Gather each line of the entries below that includes "arto".

BEGIN STORED RECORDS

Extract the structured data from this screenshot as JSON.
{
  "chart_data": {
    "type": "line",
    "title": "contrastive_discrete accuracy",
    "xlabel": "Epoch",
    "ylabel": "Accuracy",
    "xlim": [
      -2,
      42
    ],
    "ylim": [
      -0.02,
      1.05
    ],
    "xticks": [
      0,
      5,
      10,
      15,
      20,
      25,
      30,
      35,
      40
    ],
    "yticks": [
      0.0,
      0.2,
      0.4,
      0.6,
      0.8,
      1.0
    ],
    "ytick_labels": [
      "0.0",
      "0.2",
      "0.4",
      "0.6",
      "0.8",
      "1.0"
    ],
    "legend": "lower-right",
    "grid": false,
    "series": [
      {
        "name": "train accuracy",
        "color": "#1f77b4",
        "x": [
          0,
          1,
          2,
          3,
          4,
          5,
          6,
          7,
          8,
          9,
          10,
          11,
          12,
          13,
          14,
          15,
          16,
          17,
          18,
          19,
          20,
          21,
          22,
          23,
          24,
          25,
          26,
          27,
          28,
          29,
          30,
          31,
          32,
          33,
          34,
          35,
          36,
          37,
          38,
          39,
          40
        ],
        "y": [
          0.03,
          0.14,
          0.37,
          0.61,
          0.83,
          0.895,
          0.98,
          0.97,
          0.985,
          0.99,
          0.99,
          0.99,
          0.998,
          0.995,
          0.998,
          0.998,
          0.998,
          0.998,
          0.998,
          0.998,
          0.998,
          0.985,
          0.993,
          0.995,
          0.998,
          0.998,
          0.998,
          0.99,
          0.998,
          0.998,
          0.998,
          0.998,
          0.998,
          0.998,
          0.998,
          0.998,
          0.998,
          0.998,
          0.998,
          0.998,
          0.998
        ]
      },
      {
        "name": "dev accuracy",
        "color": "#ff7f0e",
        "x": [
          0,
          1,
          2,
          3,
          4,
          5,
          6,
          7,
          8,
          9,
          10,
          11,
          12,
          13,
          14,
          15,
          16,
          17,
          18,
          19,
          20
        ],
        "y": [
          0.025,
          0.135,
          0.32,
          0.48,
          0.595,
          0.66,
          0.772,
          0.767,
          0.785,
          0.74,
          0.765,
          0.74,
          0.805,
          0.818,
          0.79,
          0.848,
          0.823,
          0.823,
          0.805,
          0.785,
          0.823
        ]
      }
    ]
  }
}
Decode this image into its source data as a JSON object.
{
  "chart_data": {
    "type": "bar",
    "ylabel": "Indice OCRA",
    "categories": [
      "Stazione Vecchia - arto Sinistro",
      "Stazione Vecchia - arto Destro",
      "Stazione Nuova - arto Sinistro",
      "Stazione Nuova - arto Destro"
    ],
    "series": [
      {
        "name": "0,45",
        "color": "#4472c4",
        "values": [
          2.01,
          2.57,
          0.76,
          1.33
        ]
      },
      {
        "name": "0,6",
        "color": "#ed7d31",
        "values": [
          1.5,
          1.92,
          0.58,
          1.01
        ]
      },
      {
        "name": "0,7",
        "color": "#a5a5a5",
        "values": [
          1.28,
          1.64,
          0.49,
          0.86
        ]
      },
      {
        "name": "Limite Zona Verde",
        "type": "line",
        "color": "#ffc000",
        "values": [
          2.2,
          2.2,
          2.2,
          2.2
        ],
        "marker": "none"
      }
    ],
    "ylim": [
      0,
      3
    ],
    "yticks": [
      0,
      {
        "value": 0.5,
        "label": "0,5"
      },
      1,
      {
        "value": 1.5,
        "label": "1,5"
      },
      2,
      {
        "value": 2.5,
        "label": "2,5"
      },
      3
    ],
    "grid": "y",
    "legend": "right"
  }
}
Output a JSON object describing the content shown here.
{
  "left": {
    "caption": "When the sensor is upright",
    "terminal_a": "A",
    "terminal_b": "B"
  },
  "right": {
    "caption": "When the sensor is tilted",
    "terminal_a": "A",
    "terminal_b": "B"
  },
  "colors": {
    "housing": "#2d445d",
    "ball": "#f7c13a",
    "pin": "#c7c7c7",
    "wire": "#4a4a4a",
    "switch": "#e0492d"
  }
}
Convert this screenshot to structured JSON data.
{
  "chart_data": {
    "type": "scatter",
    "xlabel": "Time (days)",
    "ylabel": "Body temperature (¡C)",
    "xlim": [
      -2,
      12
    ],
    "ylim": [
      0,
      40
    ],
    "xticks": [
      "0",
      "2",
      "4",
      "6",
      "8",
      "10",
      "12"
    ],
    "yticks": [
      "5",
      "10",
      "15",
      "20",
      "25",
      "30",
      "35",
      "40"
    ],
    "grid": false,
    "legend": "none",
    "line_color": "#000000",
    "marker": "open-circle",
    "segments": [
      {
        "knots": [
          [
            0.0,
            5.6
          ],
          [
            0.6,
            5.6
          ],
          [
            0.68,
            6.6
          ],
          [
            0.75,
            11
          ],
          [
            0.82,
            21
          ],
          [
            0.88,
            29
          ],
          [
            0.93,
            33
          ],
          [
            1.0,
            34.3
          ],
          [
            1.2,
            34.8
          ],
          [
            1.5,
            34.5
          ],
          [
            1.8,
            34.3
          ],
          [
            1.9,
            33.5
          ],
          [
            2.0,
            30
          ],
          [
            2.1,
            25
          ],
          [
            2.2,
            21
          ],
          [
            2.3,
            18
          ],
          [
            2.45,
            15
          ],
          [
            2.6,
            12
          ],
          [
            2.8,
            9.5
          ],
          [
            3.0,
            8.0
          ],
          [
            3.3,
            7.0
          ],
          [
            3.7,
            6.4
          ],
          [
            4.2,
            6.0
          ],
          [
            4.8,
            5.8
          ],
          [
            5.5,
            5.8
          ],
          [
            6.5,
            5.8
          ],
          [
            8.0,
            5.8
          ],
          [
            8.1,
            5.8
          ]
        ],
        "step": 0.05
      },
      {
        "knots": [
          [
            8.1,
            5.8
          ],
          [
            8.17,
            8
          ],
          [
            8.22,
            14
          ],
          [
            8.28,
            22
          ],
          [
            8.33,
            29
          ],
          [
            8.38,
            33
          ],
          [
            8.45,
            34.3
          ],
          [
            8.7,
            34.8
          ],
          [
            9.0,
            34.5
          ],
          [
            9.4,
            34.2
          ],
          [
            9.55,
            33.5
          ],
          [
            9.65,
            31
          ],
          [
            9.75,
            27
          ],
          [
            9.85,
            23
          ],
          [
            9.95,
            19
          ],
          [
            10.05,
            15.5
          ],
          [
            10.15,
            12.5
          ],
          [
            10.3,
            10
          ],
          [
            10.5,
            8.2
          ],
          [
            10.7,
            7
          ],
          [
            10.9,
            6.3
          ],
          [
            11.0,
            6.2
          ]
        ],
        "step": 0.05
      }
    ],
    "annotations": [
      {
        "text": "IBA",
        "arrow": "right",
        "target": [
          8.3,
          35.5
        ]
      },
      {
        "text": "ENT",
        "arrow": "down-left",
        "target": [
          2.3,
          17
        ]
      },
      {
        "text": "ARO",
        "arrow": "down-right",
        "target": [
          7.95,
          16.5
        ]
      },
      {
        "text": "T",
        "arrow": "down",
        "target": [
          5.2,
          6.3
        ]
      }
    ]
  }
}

END STORED RECORDS

FINISHED ANSWER>
      "Stazione Vecchia - arto Sinistro",
      "Stazione Vecchia - arto Destro",
      "Stazione Nuova - arto Sinistro",
      "Stazione Nuova - arto Destro"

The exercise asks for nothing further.